_WHAT IS ASKED:_ Write the data out again in full, with no departure from the original.

Start STORED ROWS

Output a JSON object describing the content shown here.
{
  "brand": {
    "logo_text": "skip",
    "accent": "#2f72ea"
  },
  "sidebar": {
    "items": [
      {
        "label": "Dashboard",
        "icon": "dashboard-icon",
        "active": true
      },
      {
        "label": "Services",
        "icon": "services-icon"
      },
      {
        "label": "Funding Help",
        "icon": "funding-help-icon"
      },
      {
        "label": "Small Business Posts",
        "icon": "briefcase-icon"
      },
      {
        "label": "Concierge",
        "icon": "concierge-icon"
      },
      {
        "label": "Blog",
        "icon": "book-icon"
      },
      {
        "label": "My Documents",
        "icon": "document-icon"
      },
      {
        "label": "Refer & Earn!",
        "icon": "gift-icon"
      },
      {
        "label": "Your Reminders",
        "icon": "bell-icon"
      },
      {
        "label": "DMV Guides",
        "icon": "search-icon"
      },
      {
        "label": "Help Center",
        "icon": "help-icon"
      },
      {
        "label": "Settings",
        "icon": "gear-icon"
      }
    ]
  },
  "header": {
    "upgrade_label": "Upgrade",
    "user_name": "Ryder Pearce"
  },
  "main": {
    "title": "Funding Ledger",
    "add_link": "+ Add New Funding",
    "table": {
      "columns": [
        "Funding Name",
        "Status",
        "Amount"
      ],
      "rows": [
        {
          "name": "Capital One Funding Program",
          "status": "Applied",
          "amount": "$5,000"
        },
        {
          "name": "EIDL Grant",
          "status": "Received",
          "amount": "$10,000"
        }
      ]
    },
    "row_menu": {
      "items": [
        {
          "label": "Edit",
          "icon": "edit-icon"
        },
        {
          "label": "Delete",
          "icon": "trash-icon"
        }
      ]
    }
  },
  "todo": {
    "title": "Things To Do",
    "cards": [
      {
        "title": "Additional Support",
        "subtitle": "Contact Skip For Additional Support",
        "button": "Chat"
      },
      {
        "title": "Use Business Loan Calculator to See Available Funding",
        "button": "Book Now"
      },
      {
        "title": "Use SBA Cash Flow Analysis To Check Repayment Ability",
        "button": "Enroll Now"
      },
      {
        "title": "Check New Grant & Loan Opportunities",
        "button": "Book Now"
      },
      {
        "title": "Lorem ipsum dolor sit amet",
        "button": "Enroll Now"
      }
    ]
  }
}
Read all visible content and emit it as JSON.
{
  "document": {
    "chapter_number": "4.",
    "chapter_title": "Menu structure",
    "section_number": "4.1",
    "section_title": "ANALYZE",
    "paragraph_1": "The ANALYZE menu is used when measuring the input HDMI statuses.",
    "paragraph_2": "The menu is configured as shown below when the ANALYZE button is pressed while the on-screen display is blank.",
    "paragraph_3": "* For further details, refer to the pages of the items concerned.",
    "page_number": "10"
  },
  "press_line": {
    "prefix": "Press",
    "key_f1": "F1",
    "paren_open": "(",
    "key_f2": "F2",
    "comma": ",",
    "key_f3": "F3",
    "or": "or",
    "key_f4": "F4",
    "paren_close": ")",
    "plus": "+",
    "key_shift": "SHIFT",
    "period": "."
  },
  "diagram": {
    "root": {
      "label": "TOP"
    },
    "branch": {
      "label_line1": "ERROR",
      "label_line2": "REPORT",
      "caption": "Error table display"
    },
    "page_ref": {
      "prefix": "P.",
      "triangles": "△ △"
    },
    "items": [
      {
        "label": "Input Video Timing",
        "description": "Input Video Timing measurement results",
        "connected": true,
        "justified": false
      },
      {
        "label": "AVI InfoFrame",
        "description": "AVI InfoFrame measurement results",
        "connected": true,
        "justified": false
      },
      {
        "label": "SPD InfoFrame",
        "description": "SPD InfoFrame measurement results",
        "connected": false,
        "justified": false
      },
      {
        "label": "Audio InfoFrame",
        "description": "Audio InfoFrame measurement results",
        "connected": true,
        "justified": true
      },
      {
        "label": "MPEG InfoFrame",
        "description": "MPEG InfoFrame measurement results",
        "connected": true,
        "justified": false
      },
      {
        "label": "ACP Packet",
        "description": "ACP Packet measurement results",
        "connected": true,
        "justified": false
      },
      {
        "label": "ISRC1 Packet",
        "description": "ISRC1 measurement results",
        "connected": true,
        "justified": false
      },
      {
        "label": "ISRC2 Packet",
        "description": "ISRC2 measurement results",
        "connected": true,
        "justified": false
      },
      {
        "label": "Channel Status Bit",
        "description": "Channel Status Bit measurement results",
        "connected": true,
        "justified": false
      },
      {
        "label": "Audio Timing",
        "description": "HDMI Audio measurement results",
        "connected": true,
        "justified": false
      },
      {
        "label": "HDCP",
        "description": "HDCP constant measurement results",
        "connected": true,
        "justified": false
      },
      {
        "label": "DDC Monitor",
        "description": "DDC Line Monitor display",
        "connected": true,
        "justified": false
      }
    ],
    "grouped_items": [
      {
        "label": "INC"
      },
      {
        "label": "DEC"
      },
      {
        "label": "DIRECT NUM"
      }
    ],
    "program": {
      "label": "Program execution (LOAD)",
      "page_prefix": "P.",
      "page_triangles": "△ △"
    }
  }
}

End STORED ROWS

_COMPLETE OUTPUT:_
Output a JSON object describing the content shown here.
{
  "brand": {
    "logo_text": "skip",
    "accent": "#2f72ea"
  },
  "sidebar": {
    "items": [
      {
        "label": "Dashboard",
        "icon": "dashboard-icon",
        "active": true
      },
      {
        "label": "Services",
        "icon": "services-icon"
      },
      {
        "label": "Funding Help",
        "icon": "funding-help-icon"
      },
      {
        "label": "Small Business Posts",
        "icon": "briefcase-icon"
      },
      {
        "label": "Concierge",
        "icon": "concierge-icon"
      },
      {
        "label": "Blog",
        "icon": "book-icon"
      },
      {
        "label": "My Documents",
        "icon": "document-icon"
      },
      {
        "label": "Refer & Earn!",
        "icon": "gift-icon"
      },
      {
        "label": "Your Reminders",
        "icon": "bell-icon"
      },
      {
        "label": "DMV Guides",
        "icon": "search-icon"
      },
      {
        "label": "Help Center",
        "icon": "help-icon"
      },
      {
        "label": "Settings",
        "icon": "gear-icon"
      }
    ]
  },
  "header": {
    "upgrade_label": "Upgrade",
    "user_name": "Ryder Pearce"
  },
  "main": {
    "title": "Funding Ledger",
    "add_link": "+ Add New Funding",
    "table": {
      "columns": [
        "Funding Name",
        "Status",
        "Amount"
      ],
      "rows": [
        {
          "name": "Capital One Funding Program",
          "status": "Applied",
          "amount": "$5,000"
        },
        {
          "name": "EIDL Grant",
          "status": "Received",
          "amount": "$10,000"
        }
      ]
    },
    "row_menu": {
      "items": [
        {
          "label": "Edit",
          "icon": "edit-icon"
        },
        {
          "label": "Delete",
          "icon": "trash-icon"
        }
      ]
    }
  },
  "todo": {
    "title": "Things To Do",
    "cards": [
      {
        "title": "Additional Support",
        "subtitle": "Contact Skip For Additional Support",
        "button": "Chat"
      },
      {
        "title": "Use Business Loan Calculator to See Available Funding",
        "button": "Book Now"
      },
      {
        "title": "Use SBA Cash Flow Analysis To Check Repayment Ability",
        "button": "Enroll Now"
      },
      {
        "title": "Check New Grant & Loan Opportunities",
        "button": "Book Now"
      },
      {
        "title": "Lorem ipsum dolor sit amet",
        "button": "Enroll Now"
      }
    ]
  }
}
Read all visible content and emit it as JSON.
{
  "document": {
    "chapter_number": "4.",
    "chapter_title": "Menu structure",
    "section_number": "4.1",
    "section_title": "ANALYZE",
    "paragraph_1": "The ANALYZE menu is used when measuring the input HDMI statuses.",
    "paragraph_2": "The menu is configured as shown below when the ANALYZE button is pressed while the on-screen display is blank.",
    "paragraph_3": "* For further details, refer to the pages of the items concerned.",
    "page_number": "10"
  },
  "press_line": {
    "prefix": "Press",
    "key_f1": "F1",
    "paren_open": "(",
    "key_f2": "F2",
    "comma": ",",
    "key_f3": "F3",
    "or": "or",
    "key_f4": "F4",
    "paren_close": ")",
    "plus": "+",
    "key_shift": "SHIFT",
    "period": "."
  },
  "diagram": {
    "root": {
      "label": "TOP"
    },
    "branch": {
      "label_line1": "ERROR",
      "label_line2": "REPORT",
      "caption": "Error table display"
    },
    "page_ref": {
      "prefix": "P.",
      "triangles": "△ △"
    },
    "items": [
      {
        "label": "Input Video Timing",
        "description": "Input Video Timing measurement results",
        "connected": true,
        "justified": false
      },
      {
        "label": "AVI InfoFrame",
        "description": "AVI InfoFrame measurement results",
        "connected": true,
        "justified": false
      },
      {
        "label": "SPD InfoFrame",
        "description": "SPD InfoFrame measurement results",
        "connected": false,
        "justified": false
      },
      {
        "label": "Audio InfoFrame",
        "description": "Audio InfoFrame measurement results",
        "connected": true,
        "justified": true
      },
      {
        "label": "MPEG InfoFrame",
        "description": "MPEG InfoFrame measurement results",
        "connected": true,
        "justified": false
      },
      {
        "label": "ACP Packet",
        "description": "ACP Packet measurement results",
        "connected": true,
        "justified": false
      },
      {
        "label": "ISRC1 Packet",
        "description": "ISRC1 measurement results",
        "connected": true,
        "justified": false
      },
      {
        "label": "ISRC2 Packet",
        "description": "ISRC2 measurement results",
        "connected": true,
        "justified": false
      },
      {
        "label": "Channel Status Bit",
        "description": "Channel Status Bit measurement results",
        "connected": true,
        "justified": false
      },
      {
        "label": "Audio Timing",
        "description": "HDMI Audio measurement results",
        "connected": true,
        "justified": false
      },
      {
        "label": "HDCP",
        "description": "HDCP constant measurement results",
        "connected": true,
        "justified": false
      },
      {
        "label": "DDC Monitor",
        "description": "DDC Line Monitor display",
        "connected": true,
        "justified": false
      }
    ],
    "grouped_items": [
      {
        "label": "INC"
      },
      {
        "label": "DEC"
      },
      {
        "label": "DIRECT NUM"
      }
    ],
    "program": {
      "label": "Program execution (LOAD)",
      "page_prefix": "P.",
      "page_triangles": "△ △"
    }
  }
}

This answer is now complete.